» **Stated exercise**:
Each line below must be set down exactly; omit any image you find.

-- start of Record excerpts --

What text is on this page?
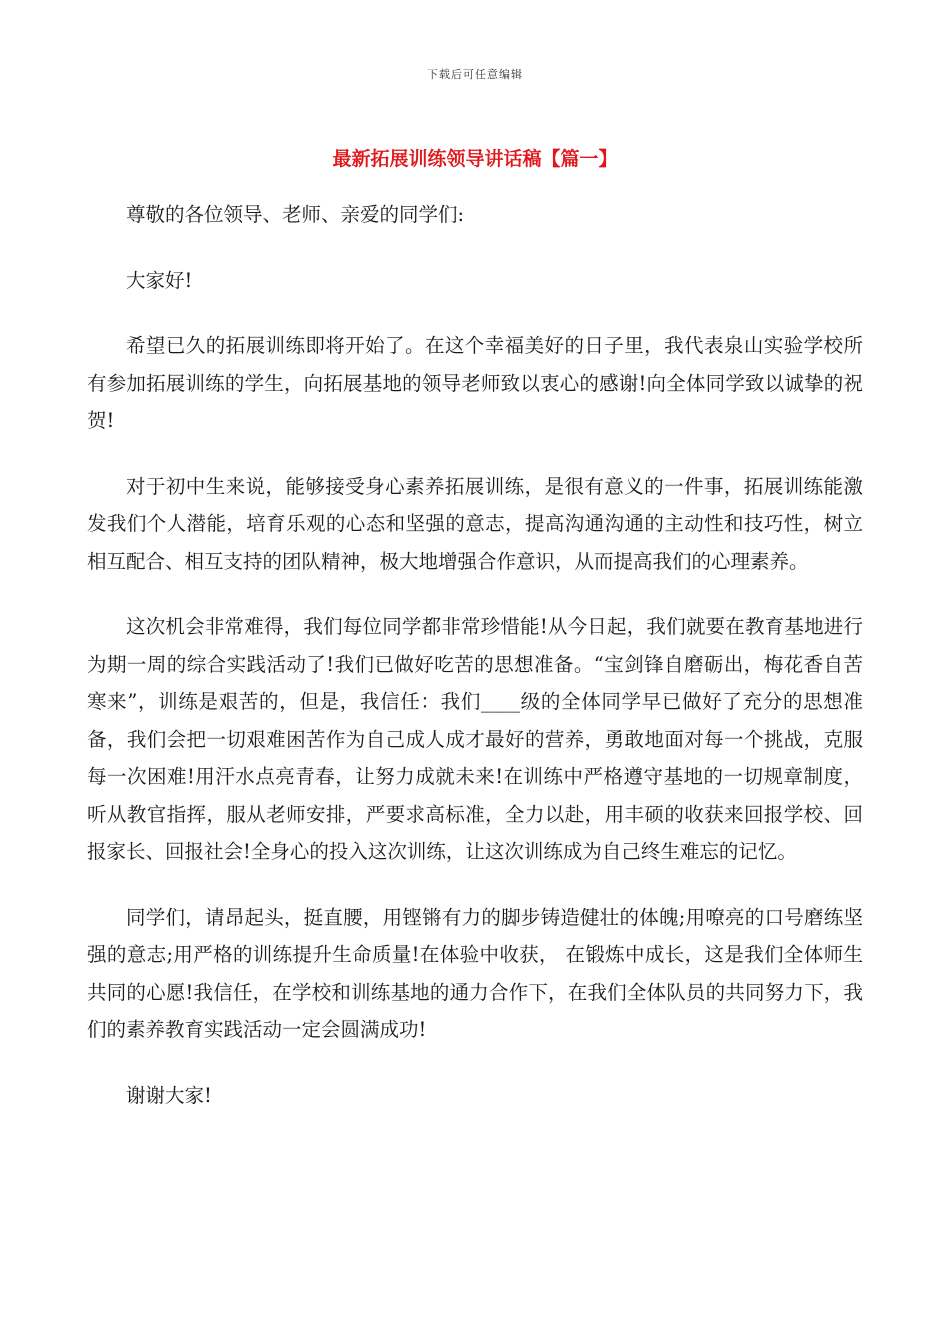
下载后可任意编辑
最新拓展训练领导讲话稿【篇一】

尊敬的各位领导、老师、亲爱的同学们:

大家好!

希望已久的拓展训练即将开始了。在这个幸福美好的日子里，我代表泉山实验学校所有参加拓展训练的学生，向拓展基地的领导老师致以衷心的感谢!向全体同学致以诚挚的祝贺!

对于初中生来说，能够接受身心素养拓展训练，是很有意义的一件事，拓展训练能激发我们个人潜能，培育乐观的心态和坚强的意志，提高沟通沟通的主动性和技巧性，树立相互配合、相互支持的团队精神，极大地增强合作意识，从而提高我们的心理素养。

这次机会非常难得，我们每位同学都非常珍惜能!从今日起，我们就要在教育基地进行为期一周的综合实践活动了!我们已做好吃苦的思想准备。“宝剑锋自磨砺出，梅花香自苦寒来”，训练是艰苦的，但是，我信任：我们____级的全体同学早已做好了充分的思想准备，我们会把一切艰难困苦作为自己成人成才最好的营养，勇敢地面对每一个挑战，克服每一次困难!用汗水点亮青春，让努力成就未来!在训练中严格遵守基地的一切规章制度，听从教官指挥，服从老师安排，严要求高标准，全力以赴，用丰硕的收获来回报学校、回报家长、回报社会!全身心的投入这次训练，让这次训练成为自己终生难忘的记忆。

同学们，请昂起头，挺直腰，用铿锵有力的脚步铸造健壮的体魄;用嘹亮的口号磨练坚强的意志;用严格的训练提升生命质量!在体验中收获， 在锻炼中成长，这是我们全体师生共同的心愿!我信任，在学校和训练基地的通力合作下，在我们全体队员的共同努力下，我们的素养教育实践活动一定会圆满成功!

谢谢大家!
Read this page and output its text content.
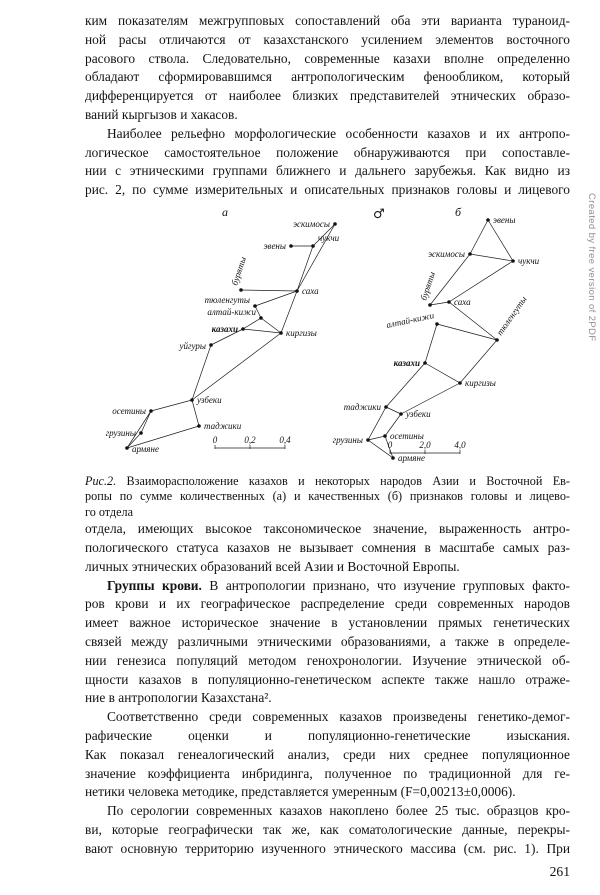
ким показателям межгрупповых сопоставлений оба эти варианта тураноид-
ной расы отличаются от казахстанского усилением элементов восточного
расового ствола. Следовательно, современные казахи вполне определенно
обладают сформировавшимся антропологическим фенообликом, который
дифференцируется от наиболее близких представителей этнических образо-
ваний кыргызов и хакасов.
Наиболее рельефно морфологические особенности казахов и их антропо-
логическое самостоятельное положение обнаруживаются при сопоставле-
нии с этническими группами ближнего и дальнего зарубежья. Как видно из
рис. 2, по сумме измерительных и описательных признаков головы и лицевого
♂
а
эскимосы
эвены
чукчи
буряты
саха
тюленгуты
алтай-кижи
казахи	киргизы
уйгуры
узбеки
осетины
таджики
грузины
армяне
0	0,2	0,4
б
эвены
эскимосы
чукчи
буряты
саха
алтай-кижи	тюленгуты
казахи
киргизы
таджики
узбеки
осетины
грузины
армяне
0	2,0	4,0
Рис.2. Взаиморасположение казахов и некоторых народов Азии и Восточной Ев-
ропы по сумме количественных (а) и качественных (б) признаков головы и лицево-
го отдела
отдела, имеющих высокое таксономическое значение, выраженность антро-
пологического статуса казахов не вызывает сомнения в масштабе самых раз-
личных этнических образований всей Азии и Восточной Европы.
Группы крови. В антропологии признано, что изучение групповых факто-
ров крови и их географическое распределение среди современных народов
имеет важное историческое значение в установлении прямых генетических
связей между различными этническими образованиями, а также в определе-
нии генезиса популяций методом генохронологии. Изучение этнической об-
щности казахов в популяционно-генетическом аспекте также нашло отраже-
ние в антропологии Казахстана².
Соответственно среди современных казахов произведены генетико-демог-
рафические оценки и популяционно-генетические изыскания.
Как показал генеалогический анализ, среди них среднее популяционное
значение коэффициента инбридинга, полученное по традиционной для ге-
нетики человека методике, представляется умеренным (F=0,00213±0,0006).
По серологии современных казахов накоплено более 25 тыс. образцов кро-
ви, которые географически так же, как соматологические данные, перекры-
вают основную территорию изученного этнического массива (см. рис. 1). При
261
Created by free version of 2PDF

-- end of Record excerpts --

» **Expected answer**:
What text is on this page?
下载后可任意编辑
最新拓展训练领导讲话稿【篇一】

尊敬的各位领导、老师、亲爱的同学们:

大家好!

希望已久的拓展训练即将开始了。在这个幸福美好的日子里，我代表泉山实验学校所有参加拓展训练的学生，向拓展基地的领导老师致以衷心的感谢!向全体同学致以诚挚的祝贺!

对于初中生来说，能够接受身心素养拓展训练，是很有意义的一件事，拓展训练能激发我们个人潜能，培育乐观的心态和坚强的意志，提高沟通沟通的主动性和技巧性，树立相互配合、相互支持的团队精神，极大地增强合作意识，从而提高我们的心理素养。

这次机会非常难得，我们每位同学都非常珍惜能!从今日起，我们就要在教育基地进行为期一周的综合实践活动了!我们已做好吃苦的思想准备。“宝剑锋自磨砺出，梅花香自苦寒来”，训练是艰苦的，但是，我信任：我们____级的全体同学早已做好了充分的思想准备，我们会把一切艰难困苦作为自己成人成才最好的营养，勇敢地面对每一个挑战，克服每一次困难!用汗水点亮青春，让努力成就未来!在训练中严格遵守基地的一切规章制度，听从教官指挥，服从老师安排，严要求高标准，全力以赴，用丰硕的收获来回报学校、回报家长、回报社会!全身心的投入这次训练，让这次训练成为自己终生难忘的记忆。

同学们，请昂起头，挺直腰，用铿锵有力的脚步铸造健壮的体魄;用嘹亮的口号磨练坚强的意志;用严格的训练提升生命质量!在体验中收获， 在锻炼中成长，这是我们全体师生共同的心愿!我信任，在学校和训练基地的通力合作下，在我们全体队员的共同努力下，我们的素养教育实践活动一定会圆满成功!

谢谢大家!
Read this page and output its text content.
ким показателям межгрупповых сопоставлений оба эти варианта тураноид-
ной расы отличаются от казахстанского усилением элементов восточного
расового ствола. Следовательно, современные казахи вполне определенно
обладают сформировавшимся антропологическим фенообликом, который
дифференцируется от наиболее близких представителей этнических образо-
ваний кыргызов и хакасов.
Наиболее рельефно морфологические особенности казахов и их антропо-
логическое самостоятельное положение обнаруживаются при сопоставле-
нии с этническими группами ближнего и дальнего зарубежья. Как видно из
рис. 2, по сумме измерительных и описательных признаков головы и лицевого
♂
а
эскимосы
эвены
чукчи
буряты
саха
тюленгуты
алтай-кижи
казахи	киргизы
уйгуры
узбеки
осетины
таджики
грузины
армяне
0	0,2	0,4
б
эвены
эскимосы
чукчи
буряты
саха
алтай-кижи	тюленгуты
казахи
киргизы
таджики
узбеки
осетины
грузины
армяне
0	2,0	4,0
Рис.2. Взаиморасположение казахов и некоторых народов Азии и Восточной Ев-
ропы по сумме количественных (а) и качественных (б) признаков головы и лицево-
го отдела
отдела, имеющих высокое таксономическое значение, выраженность антро-
пологического статуса казахов не вызывает сомнения в масштабе самых раз-
личных этнических образований всей Азии и Восточной Европы.
Группы крови. В антропологии признано, что изучение групповых факто-
ров крови и их географическое распределение среди современных народов
имеет важное историческое значение в установлении прямых генетических
связей между различными этническими образованиями, а также в определе-
нии генезиса популяций методом генохронологии. Изучение этнической об-
щности казахов в популяционно-генетическом аспекте также нашло отраже-
ние в антропологии Казахстана².
Соответственно среди современных казахов произведены генетико-демог-
рафические оценки и популяционно-генетические изыскания.
Как показал генеалогический анализ, среди них среднее популяционное
значение коэффициента инбридинга, полученное по традиционной для ге-
нетики человека методике, представляется умеренным (F=0,00213±0,0006).
По серологии современных казахов накоплено более 25 тыс. образцов кро-
ви, которые географически так же, как соматологические данные, перекры-
вают основную территорию изученного этнического массива (см. рис. 1). При
261
Created by free version of 2PDF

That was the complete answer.